## WRITTEN REQUEST
Go through the listing and set it down exactly, leaving out its pictures.

## RECORDS PROVIDED
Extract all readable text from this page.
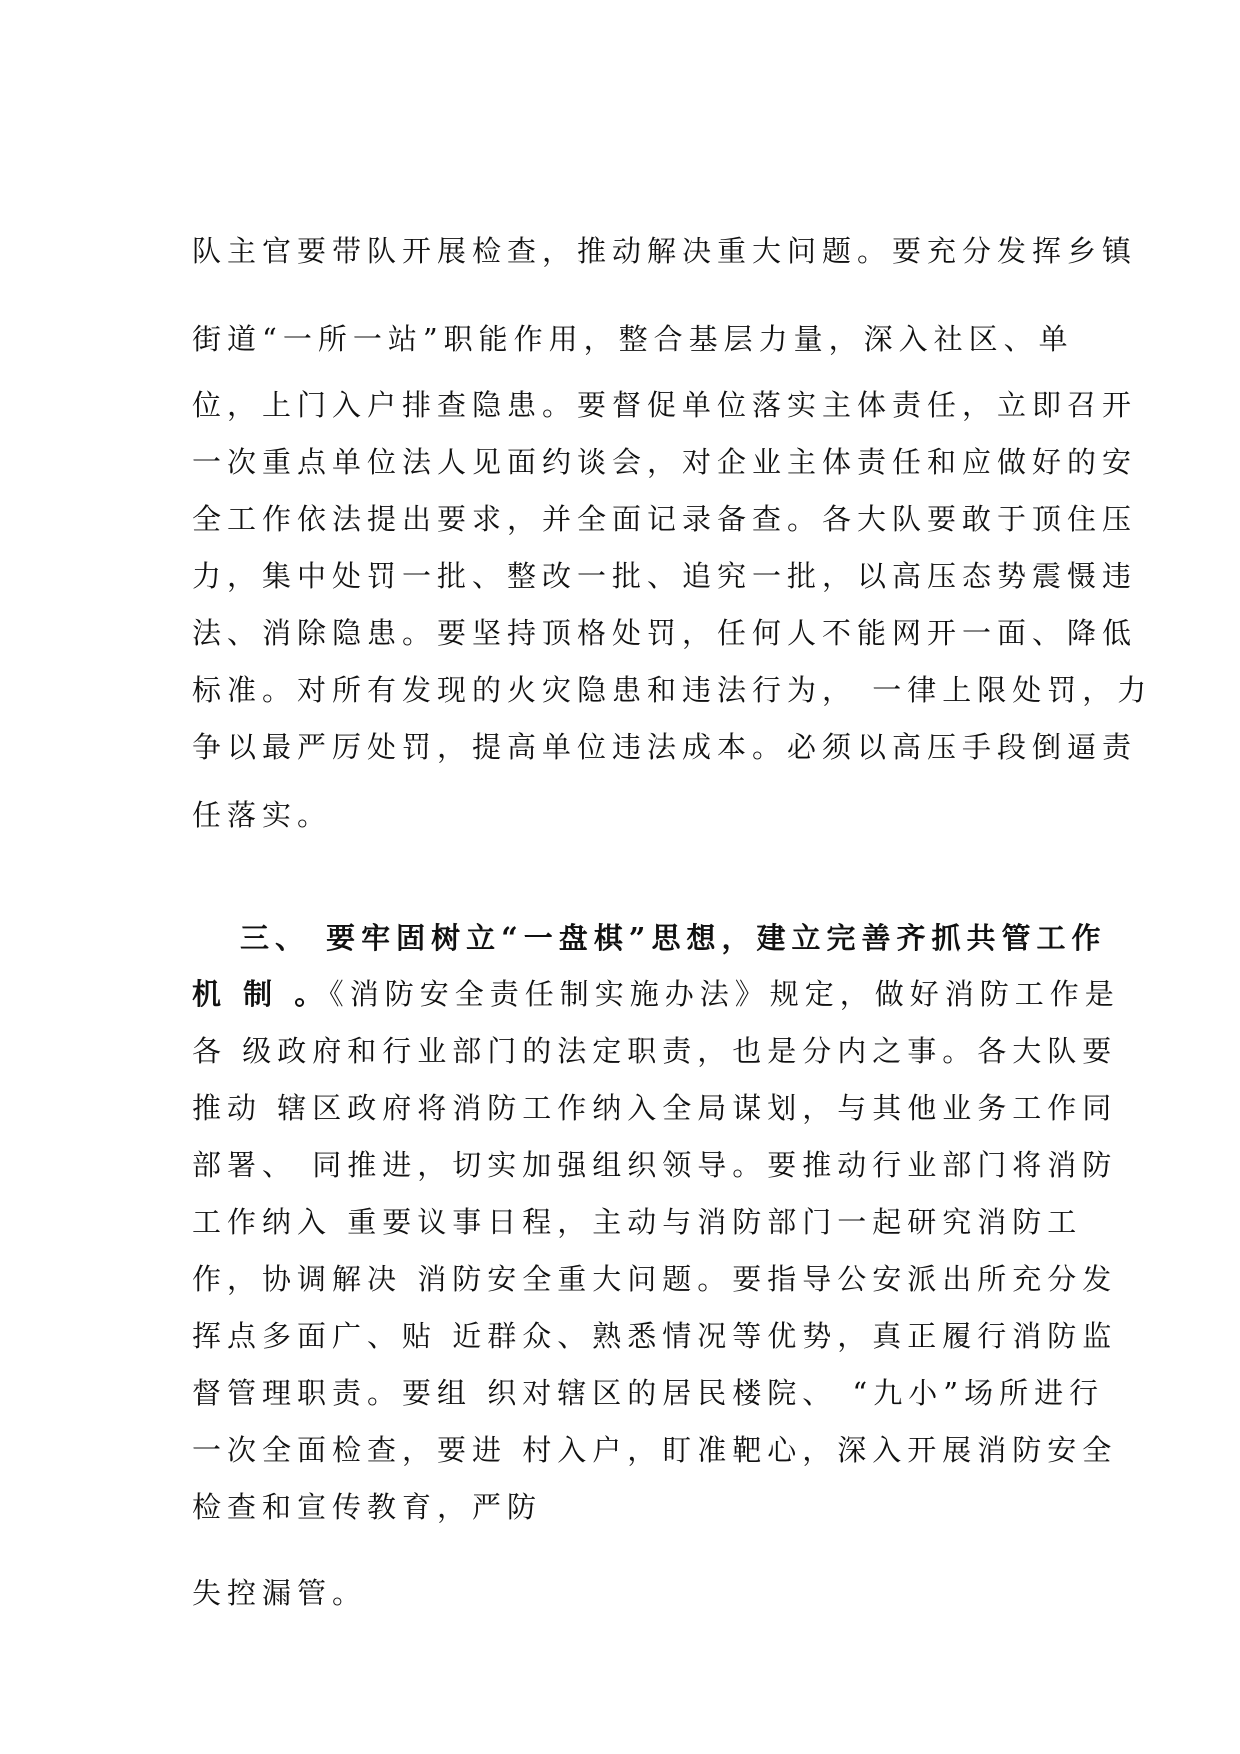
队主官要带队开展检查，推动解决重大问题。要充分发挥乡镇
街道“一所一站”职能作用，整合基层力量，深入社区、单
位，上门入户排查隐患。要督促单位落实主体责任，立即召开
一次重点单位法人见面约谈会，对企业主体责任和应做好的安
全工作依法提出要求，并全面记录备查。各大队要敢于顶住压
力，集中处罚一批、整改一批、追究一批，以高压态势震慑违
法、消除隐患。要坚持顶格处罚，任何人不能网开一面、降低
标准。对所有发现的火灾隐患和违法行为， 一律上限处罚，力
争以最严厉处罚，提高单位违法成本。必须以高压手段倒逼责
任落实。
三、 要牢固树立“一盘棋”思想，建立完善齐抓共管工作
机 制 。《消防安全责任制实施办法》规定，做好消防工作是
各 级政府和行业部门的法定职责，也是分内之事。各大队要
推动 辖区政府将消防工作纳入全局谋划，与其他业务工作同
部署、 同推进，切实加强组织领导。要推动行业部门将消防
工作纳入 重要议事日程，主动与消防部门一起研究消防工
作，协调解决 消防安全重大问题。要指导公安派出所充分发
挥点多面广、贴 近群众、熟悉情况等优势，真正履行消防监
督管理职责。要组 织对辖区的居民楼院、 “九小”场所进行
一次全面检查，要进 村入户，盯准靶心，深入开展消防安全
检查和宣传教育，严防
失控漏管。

## WRITTEN REPLY
Extract all readable text from this page.
队主官要带队开展检查，推动解决重大问题。要充分发挥乡镇
街道“一所一站”职能作用，整合基层力量，深入社区、单
位，上门入户排查隐患。要督促单位落实主体责任，立即召开
一次重点单位法人见面约谈会，对企业主体责任和应做好的安
全工作依法提出要求，并全面记录备查。各大队要敢于顶住压
力，集中处罚一批、整改一批、追究一批，以高压态势震慑违
法、消除隐患。要坚持顶格处罚，任何人不能网开一面、降低
标准。对所有发现的火灾隐患和违法行为， 一律上限处罚，力
争以最严厉处罚，提高单位违法成本。必须以高压手段倒逼责
任落实。
三、 要牢固树立“一盘棋”思想，建立完善齐抓共管工作
机 制 。《消防安全责任制实施办法》规定，做好消防工作是
各 级政府和行业部门的法定职责，也是分内之事。各大队要
推动 辖区政府将消防工作纳入全局谋划，与其他业务工作同
部署、 同推进，切实加强组织领导。要推动行业部门将消防
工作纳入 重要议事日程，主动与消防部门一起研究消防工
作，协调解决 消防安全重大问题。要指导公安派出所充分发
挥点多面广、贴 近群众、熟悉情况等优势，真正履行消防监
督管理职责。要组 织对辖区的居民楼院、 “九小”场所进行
一次全面检查，要进 村入户，盯准靶心，深入开展消防安全
检查和宣传教育，严防
失控漏管。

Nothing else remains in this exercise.